PROBLEM DETAILS: Reproduce the following lines verbatim, beginning at the line that contains "Give me the" and stopping after the line that contains "f-p4: log(Pr[1|a bbox=[366, 201, 436, 222]".

RECORDS SHOWN:

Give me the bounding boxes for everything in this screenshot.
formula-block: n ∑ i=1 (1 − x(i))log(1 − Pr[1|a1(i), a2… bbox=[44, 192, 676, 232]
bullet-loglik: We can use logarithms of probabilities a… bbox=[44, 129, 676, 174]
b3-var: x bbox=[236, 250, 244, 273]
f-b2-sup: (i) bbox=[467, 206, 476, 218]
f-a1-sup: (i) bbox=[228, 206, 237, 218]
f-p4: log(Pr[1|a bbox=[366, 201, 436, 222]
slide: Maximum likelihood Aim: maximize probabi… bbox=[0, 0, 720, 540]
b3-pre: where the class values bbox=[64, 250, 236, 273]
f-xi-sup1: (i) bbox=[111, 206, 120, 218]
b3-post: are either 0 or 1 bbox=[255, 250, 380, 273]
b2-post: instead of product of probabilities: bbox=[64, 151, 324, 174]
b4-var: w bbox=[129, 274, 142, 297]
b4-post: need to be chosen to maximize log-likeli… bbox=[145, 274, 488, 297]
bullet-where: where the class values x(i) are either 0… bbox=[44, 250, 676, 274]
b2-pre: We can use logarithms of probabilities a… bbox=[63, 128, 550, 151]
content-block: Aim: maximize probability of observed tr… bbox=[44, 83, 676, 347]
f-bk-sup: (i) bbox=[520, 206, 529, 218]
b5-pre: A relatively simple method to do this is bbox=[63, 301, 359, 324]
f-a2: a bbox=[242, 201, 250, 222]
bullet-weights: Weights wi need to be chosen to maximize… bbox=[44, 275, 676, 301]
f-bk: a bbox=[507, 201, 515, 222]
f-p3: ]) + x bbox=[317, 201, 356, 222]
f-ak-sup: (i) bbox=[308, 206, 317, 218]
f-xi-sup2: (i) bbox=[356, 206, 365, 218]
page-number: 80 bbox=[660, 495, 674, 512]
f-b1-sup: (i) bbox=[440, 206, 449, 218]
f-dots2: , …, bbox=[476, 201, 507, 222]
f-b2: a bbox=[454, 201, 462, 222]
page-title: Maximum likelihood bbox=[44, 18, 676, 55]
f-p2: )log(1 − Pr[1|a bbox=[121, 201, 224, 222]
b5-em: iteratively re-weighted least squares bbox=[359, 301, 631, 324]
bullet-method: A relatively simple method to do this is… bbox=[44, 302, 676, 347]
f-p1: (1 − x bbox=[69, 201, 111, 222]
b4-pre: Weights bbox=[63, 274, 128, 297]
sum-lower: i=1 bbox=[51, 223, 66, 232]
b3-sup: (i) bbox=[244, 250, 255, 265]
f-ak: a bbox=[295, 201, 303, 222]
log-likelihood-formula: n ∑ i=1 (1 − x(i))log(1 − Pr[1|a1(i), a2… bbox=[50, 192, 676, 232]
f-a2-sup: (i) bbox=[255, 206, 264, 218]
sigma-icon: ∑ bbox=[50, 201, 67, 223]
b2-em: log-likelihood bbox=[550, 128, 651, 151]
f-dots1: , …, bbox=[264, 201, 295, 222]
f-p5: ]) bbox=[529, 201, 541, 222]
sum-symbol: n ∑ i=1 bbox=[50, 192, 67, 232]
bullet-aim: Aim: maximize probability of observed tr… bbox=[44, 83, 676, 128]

==

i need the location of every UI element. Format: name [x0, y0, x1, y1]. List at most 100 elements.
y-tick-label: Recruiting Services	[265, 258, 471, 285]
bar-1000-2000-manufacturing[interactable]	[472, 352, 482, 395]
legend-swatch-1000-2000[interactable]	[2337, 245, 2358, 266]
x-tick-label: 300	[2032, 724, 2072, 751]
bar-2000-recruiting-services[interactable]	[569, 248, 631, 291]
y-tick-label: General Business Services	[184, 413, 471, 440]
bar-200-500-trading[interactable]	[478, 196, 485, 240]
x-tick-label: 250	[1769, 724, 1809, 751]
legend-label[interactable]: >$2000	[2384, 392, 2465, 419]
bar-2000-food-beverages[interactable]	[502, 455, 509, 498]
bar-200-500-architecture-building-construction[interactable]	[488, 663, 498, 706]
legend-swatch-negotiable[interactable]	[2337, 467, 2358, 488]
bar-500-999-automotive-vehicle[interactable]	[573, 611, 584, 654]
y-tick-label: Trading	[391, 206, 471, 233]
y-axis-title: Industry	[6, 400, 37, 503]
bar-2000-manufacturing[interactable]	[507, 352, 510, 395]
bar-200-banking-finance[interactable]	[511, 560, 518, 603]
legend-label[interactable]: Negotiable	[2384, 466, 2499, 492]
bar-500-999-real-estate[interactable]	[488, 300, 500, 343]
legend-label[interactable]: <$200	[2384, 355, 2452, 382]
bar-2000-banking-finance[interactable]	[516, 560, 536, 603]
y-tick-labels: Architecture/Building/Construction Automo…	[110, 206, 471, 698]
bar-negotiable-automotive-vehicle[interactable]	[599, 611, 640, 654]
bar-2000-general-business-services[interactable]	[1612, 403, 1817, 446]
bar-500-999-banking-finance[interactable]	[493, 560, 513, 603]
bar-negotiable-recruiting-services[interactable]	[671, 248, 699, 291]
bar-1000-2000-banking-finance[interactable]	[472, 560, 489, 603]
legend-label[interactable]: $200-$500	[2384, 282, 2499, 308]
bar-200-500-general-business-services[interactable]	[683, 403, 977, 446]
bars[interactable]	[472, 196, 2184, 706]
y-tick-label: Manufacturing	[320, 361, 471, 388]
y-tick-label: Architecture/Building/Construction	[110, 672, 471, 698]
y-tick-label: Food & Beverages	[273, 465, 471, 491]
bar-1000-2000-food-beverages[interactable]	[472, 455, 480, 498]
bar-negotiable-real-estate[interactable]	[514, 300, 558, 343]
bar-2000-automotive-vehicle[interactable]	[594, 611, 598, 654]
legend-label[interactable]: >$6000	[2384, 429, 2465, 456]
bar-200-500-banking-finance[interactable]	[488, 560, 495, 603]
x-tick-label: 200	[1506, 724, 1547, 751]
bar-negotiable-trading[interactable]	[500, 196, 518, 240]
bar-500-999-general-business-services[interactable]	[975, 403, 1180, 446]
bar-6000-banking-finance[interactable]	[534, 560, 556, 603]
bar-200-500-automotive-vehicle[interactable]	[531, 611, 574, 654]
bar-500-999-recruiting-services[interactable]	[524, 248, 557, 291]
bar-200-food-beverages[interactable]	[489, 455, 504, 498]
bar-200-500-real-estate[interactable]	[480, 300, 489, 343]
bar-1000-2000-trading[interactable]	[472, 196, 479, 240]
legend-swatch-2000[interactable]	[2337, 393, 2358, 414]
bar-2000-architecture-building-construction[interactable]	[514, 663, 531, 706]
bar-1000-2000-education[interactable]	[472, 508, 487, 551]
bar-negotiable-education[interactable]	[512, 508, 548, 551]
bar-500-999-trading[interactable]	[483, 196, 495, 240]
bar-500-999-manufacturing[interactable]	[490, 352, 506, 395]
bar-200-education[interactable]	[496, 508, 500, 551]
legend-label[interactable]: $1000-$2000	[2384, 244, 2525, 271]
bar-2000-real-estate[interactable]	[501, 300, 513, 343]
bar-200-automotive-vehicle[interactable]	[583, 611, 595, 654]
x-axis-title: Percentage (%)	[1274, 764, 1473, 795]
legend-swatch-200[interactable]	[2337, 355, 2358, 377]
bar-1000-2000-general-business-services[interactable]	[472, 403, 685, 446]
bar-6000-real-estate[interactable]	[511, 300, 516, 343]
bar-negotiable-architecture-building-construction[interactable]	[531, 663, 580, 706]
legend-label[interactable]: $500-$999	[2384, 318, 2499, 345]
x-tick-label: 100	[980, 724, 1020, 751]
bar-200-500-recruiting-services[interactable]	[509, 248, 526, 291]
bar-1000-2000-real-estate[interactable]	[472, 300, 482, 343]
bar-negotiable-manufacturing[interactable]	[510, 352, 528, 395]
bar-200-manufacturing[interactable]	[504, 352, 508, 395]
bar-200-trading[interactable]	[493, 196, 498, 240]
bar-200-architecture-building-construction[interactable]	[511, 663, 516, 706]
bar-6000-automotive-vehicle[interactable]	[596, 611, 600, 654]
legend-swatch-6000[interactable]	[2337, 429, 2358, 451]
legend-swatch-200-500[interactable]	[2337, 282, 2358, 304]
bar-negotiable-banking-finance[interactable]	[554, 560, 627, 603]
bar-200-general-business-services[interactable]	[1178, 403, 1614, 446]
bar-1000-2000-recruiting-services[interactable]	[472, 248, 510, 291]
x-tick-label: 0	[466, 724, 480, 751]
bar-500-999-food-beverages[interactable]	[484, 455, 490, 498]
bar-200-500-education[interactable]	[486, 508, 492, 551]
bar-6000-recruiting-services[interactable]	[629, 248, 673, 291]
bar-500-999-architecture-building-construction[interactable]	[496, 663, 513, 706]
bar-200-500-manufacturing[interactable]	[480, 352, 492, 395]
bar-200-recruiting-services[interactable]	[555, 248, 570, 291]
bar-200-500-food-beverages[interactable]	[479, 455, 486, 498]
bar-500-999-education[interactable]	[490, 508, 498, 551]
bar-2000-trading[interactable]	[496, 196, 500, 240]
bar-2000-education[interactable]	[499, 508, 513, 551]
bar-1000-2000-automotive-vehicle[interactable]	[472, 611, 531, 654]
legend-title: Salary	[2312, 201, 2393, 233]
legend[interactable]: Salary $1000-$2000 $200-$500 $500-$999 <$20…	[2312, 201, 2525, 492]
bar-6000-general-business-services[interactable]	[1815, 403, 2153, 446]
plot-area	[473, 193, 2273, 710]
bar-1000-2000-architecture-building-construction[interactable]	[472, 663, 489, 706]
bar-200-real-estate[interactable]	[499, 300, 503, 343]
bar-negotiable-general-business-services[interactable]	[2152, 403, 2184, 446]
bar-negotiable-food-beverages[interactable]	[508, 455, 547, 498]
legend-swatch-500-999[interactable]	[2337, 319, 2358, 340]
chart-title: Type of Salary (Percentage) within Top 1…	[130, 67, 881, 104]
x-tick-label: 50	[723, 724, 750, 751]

--

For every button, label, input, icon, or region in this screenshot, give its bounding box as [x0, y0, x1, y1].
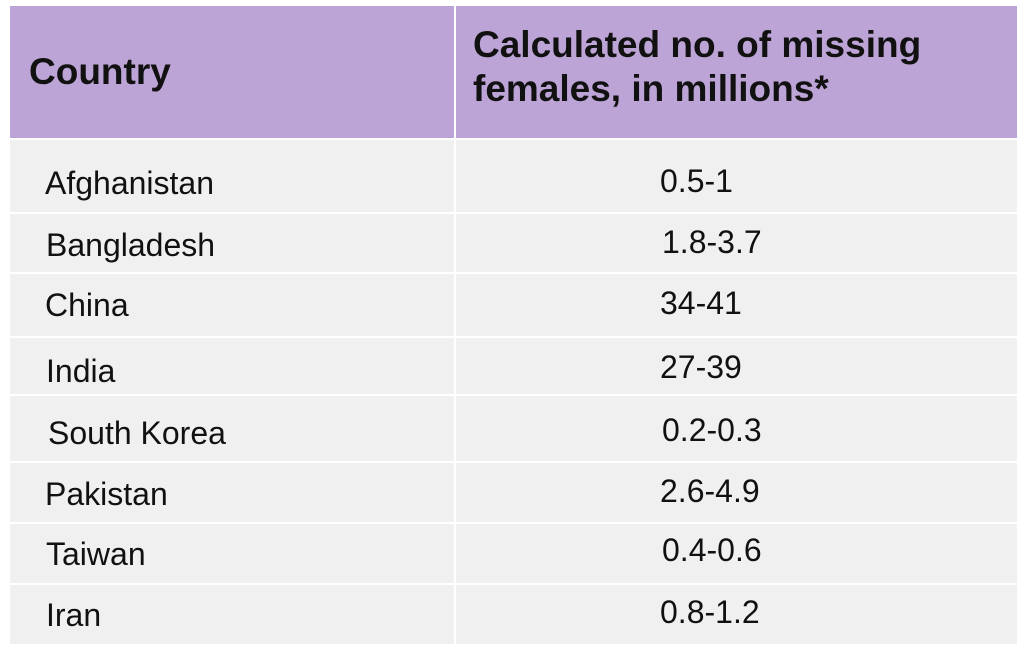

RESPONSE TO THE TASK:
Give me the bounding boxes for everything in this screenshot.
formula-block: n ∑ i=1 (1 − x(i))log(1 − Pr[1|a1(i), a2… bbox=[44, 192, 676, 232]
bullet-loglik: We can use logarithms of probabilities a… bbox=[44, 129, 676, 174]
b3-var: x bbox=[236, 250, 244, 273]
f-b2-sup: (i) bbox=[467, 206, 476, 218]
f-a1-sup: (i) bbox=[228, 206, 237, 218]
f-p4: log(Pr[1|a bbox=[366, 201, 436, 222]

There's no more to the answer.